From the listing that follows, output everything exactly except the pictures.

___ RECORDS ___

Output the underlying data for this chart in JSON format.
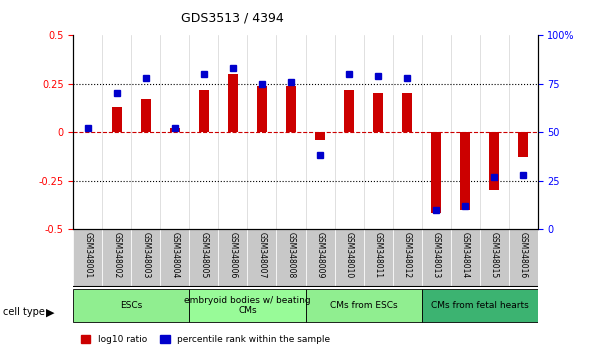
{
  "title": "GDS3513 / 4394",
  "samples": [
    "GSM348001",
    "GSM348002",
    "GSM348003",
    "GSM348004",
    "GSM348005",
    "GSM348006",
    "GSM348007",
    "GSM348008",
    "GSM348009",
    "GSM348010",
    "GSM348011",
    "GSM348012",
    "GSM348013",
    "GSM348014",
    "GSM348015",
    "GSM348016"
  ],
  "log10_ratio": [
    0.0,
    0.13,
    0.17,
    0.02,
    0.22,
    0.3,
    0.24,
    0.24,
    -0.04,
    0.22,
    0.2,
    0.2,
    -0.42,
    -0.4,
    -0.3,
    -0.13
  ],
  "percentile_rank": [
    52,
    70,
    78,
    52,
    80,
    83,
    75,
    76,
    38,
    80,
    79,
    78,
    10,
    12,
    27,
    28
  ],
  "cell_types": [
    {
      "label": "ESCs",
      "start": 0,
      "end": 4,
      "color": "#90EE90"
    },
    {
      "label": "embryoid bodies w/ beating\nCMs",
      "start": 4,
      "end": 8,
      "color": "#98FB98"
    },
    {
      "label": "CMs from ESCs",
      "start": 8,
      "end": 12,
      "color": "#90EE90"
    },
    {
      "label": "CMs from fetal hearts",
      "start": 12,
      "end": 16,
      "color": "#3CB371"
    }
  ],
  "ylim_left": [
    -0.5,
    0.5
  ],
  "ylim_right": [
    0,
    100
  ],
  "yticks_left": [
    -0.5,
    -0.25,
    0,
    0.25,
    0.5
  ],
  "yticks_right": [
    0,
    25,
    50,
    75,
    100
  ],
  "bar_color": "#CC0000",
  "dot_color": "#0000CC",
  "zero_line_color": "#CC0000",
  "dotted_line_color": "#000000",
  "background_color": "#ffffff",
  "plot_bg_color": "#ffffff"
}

___

§ RESPONSE:
Output the underlying data for this chart in JSON format.
{
  "title": "GDS3513 / 4394",
  "samples": [
    "GSM348001",
    "GSM348002",
    "GSM348003",
    "GSM348004",
    "GSM348005",
    "GSM348006",
    "GSM348007",
    "GSM348008",
    "GSM348009",
    "GSM348010",
    "GSM348011",
    "GSM348012",
    "GSM348013",
    "GSM348014",
    "GSM348015",
    "GSM348016"
  ],
  "log10_ratio": [
    0.0,
    0.13,
    0.17,
    0.02,
    0.22,
    0.3,
    0.24,
    0.24,
    -0.04,
    0.22,
    0.2,
    0.2,
    -0.42,
    -0.4,
    -0.3,
    -0.13
  ],
  "percentile_rank": [
    52,
    70,
    78,
    52,
    80,
    83,
    75,
    76,
    38,
    80,
    79,
    78,
    10,
    12,
    27,
    28
  ],
  "cell_types": [
    {
      "label": "ESCs",
      "start": 0,
      "end": 4,
      "color": "#90EE90"
    },
    {
      "label": "embryoid bodies w/ beating\nCMs",
      "start": 4,
      "end": 8,
      "color": "#98FB98"
    },
    {
      "label": "CMs from ESCs",
      "start": 8,
      "end": 12,
      "color": "#90EE90"
    },
    {
      "label": "CMs from fetal hearts",
      "start": 12,
      "end": 16,
      "color": "#3CB371"
    }
  ],
  "ylim_left": [
    -0.5,
    0.5
  ],
  "ylim_right": [
    0,
    100
  ],
  "yticks_left": [
    -0.5,
    -0.25,
    0,
    0.25,
    0.5
  ],
  "yticks_right": [
    0,
    25,
    50,
    75,
    100
  ],
  "bar_color": "#CC0000",
  "dot_color": "#0000CC",
  "zero_line_color": "#CC0000",
  "dotted_line_color": "#000000",
  "background_color": "#ffffff",
  "plot_bg_color": "#ffffff"
}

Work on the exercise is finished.